--- MATERIAL FOR THIS TASK ---
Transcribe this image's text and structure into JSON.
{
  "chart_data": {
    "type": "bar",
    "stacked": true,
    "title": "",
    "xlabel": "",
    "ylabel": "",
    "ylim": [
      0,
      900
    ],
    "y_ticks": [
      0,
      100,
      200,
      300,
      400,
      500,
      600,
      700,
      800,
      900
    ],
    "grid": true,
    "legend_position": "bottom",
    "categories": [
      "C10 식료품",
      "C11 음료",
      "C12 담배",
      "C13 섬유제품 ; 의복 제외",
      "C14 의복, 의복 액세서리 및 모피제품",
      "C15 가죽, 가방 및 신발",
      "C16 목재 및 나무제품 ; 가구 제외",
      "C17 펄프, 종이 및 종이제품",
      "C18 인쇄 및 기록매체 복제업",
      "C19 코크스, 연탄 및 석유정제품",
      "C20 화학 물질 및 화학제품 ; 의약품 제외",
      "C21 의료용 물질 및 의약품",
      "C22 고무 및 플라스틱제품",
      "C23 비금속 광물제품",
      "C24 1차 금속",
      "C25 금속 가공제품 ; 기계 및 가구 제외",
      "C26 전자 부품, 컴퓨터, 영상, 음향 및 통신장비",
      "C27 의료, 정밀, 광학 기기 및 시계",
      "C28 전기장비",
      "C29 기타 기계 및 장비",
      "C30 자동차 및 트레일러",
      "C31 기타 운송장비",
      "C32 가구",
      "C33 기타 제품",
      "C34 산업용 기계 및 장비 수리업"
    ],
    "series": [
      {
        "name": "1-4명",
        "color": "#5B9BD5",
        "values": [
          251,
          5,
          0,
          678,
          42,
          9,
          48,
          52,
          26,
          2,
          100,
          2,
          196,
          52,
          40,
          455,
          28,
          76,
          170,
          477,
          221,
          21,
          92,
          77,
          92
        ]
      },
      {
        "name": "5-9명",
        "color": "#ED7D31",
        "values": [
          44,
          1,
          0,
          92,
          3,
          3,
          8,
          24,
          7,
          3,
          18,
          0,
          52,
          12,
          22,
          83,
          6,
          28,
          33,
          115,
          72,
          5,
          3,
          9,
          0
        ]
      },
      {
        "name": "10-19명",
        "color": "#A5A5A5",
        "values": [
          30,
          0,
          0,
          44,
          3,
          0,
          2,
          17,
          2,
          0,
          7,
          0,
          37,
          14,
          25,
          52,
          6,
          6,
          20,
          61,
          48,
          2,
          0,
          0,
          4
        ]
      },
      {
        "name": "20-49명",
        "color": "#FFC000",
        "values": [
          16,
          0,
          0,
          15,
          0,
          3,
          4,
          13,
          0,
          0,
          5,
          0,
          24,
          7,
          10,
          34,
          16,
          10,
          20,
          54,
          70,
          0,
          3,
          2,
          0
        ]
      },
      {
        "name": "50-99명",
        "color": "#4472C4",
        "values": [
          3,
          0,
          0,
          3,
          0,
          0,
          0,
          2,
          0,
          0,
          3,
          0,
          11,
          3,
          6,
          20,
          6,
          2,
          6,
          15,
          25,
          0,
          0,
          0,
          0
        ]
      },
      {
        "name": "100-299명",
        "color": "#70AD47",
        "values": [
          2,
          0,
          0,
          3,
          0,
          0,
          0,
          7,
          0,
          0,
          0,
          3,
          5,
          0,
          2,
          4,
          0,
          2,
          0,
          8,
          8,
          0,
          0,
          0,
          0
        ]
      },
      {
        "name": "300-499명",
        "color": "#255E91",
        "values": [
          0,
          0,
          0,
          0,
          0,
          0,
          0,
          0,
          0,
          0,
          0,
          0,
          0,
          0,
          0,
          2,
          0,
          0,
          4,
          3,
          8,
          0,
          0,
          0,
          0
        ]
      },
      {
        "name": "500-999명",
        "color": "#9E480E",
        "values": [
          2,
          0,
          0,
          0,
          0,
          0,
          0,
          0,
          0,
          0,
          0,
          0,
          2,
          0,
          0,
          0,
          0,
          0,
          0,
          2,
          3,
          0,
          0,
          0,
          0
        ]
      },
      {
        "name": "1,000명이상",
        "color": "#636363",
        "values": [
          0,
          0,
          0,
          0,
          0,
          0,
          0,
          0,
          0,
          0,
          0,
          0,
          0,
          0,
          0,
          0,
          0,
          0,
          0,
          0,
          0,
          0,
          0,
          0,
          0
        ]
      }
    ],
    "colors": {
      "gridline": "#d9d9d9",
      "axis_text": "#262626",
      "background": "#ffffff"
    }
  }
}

--- TASK TO COMPLETE ---
List each line in the listing that contains the string "name".

--- TASK RESPONSE ---
        "name": "1-4명",
        "name": "5-9명",
        "name": "10-19명",
        "name": "20-49명",
        "name": "50-99명",
        "name": "100-299명",
        "name": "300-499명",
        "name": "500-999명",
        "name": "1,000명이상",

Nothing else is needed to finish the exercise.